**WHAT YOU SHOULD DO**
Wherever the string "CONSULTATION" appears, copy the whole line.

* BEGIN GIVEN ENTRIES *

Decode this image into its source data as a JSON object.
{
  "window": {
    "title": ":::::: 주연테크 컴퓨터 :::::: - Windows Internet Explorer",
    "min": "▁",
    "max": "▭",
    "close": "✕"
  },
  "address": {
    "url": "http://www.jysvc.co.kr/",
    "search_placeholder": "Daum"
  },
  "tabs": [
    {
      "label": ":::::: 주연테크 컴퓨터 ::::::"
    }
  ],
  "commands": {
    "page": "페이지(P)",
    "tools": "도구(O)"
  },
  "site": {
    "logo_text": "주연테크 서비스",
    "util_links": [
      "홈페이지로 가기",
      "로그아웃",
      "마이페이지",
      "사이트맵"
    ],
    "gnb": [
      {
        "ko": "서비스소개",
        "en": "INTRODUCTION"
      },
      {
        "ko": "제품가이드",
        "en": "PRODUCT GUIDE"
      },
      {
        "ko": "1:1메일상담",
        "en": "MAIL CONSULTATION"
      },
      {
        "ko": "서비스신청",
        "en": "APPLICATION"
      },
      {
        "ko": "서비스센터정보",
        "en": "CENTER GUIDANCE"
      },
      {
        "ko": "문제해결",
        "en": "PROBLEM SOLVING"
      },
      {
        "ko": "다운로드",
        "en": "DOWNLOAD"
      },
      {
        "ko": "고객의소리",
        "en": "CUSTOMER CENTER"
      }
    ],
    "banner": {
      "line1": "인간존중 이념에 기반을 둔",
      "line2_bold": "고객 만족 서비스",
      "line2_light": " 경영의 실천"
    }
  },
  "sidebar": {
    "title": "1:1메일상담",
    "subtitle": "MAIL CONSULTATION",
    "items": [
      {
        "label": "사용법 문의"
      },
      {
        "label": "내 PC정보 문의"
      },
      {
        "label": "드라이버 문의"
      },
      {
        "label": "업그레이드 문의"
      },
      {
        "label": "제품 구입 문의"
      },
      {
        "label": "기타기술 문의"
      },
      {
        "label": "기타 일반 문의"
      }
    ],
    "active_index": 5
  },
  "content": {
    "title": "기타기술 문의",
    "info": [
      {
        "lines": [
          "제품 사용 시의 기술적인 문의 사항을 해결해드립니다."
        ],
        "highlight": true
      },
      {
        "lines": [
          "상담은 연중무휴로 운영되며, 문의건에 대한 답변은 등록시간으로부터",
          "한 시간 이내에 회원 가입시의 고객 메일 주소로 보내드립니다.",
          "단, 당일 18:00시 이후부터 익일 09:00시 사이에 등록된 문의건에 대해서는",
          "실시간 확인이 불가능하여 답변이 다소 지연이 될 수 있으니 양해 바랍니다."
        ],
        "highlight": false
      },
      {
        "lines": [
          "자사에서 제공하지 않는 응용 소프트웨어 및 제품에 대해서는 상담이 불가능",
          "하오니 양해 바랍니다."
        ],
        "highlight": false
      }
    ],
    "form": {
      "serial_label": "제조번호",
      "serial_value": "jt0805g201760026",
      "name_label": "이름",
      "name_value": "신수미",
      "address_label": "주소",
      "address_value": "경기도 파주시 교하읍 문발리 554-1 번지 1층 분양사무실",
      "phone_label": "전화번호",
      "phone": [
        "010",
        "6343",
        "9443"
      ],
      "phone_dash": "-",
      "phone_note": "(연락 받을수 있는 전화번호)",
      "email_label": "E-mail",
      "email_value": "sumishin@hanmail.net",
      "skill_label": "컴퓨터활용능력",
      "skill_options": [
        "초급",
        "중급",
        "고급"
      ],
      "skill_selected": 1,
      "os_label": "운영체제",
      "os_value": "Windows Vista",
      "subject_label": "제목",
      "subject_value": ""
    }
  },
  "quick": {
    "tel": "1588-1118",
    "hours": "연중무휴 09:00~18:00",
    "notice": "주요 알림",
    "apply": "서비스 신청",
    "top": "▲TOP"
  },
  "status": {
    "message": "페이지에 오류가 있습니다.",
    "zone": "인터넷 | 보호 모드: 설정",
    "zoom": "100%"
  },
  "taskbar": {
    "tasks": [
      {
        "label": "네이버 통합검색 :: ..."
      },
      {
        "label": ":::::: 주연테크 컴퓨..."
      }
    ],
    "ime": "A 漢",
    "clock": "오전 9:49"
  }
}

* END GIVEN ENTRIES *

**OUTPUT OF THE TASK**
        "en": "MAIL CONSULTATION"
    "subtitle": "MAIL CONSULTATION",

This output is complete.